GIVEN REQUEST:
Return the material exactly as supplied, apart from the pictures, which are omitted.

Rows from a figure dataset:
————

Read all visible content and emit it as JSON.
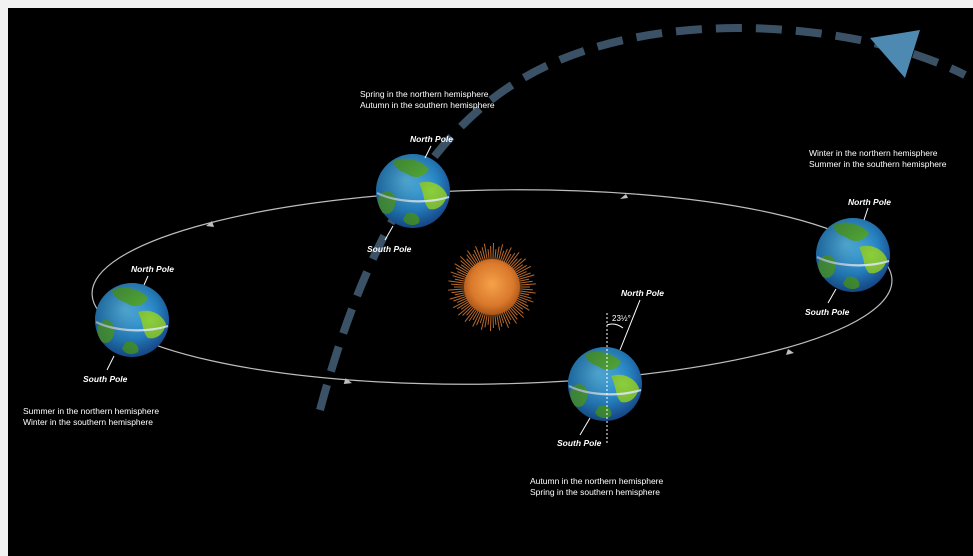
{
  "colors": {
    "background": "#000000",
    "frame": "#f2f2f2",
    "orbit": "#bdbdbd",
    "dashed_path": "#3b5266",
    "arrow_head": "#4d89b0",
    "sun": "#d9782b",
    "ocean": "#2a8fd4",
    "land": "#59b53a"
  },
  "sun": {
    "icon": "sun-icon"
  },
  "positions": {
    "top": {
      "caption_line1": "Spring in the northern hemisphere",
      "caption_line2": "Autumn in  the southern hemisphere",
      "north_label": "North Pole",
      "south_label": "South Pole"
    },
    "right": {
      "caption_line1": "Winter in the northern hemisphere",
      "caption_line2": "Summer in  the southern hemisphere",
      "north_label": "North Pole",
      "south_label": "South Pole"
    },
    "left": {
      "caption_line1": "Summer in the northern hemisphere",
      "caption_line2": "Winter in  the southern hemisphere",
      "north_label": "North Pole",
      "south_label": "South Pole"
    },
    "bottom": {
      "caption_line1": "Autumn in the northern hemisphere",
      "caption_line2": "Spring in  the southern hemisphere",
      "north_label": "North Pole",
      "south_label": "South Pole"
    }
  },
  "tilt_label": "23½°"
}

————

THE REPLY:
Read all visible content and emit it as JSON.
{
  "colors": {
    "background": "#000000",
    "frame": "#f2f2f2",
    "orbit": "#bdbdbd",
    "dashed_path": "#3b5266",
    "arrow_head": "#4d89b0",
    "sun": "#d9782b",
    "ocean": "#2a8fd4",
    "land": "#59b53a"
  },
  "sun": {
    "icon": "sun-icon"
  },
  "positions": {
    "top": {
      "caption_line1": "Spring in the northern hemisphere",
      "caption_line2": "Autumn in  the southern hemisphere",
      "north_label": "North Pole",
      "south_label": "South Pole"
    },
    "right": {
      "caption_line1": "Winter in the northern hemisphere",
      "caption_line2": "Summer in  the southern hemisphere",
      "north_label": "North Pole",
      "south_label": "South Pole"
    },
    "left": {
      "caption_line1": "Summer in the northern hemisphere",
      "caption_line2": "Winter in  the southern hemisphere",
      "north_label": "North Pole",
      "south_label": "South Pole"
    },
    "bottom": {
      "caption_line1": "Autumn in the northern hemisphere",
      "caption_line2": "Spring in  the southern hemisphere",
      "north_label": "North Pole",
      "south_label": "South Pole"
    }
  },
  "tilt_label": "23½°"
}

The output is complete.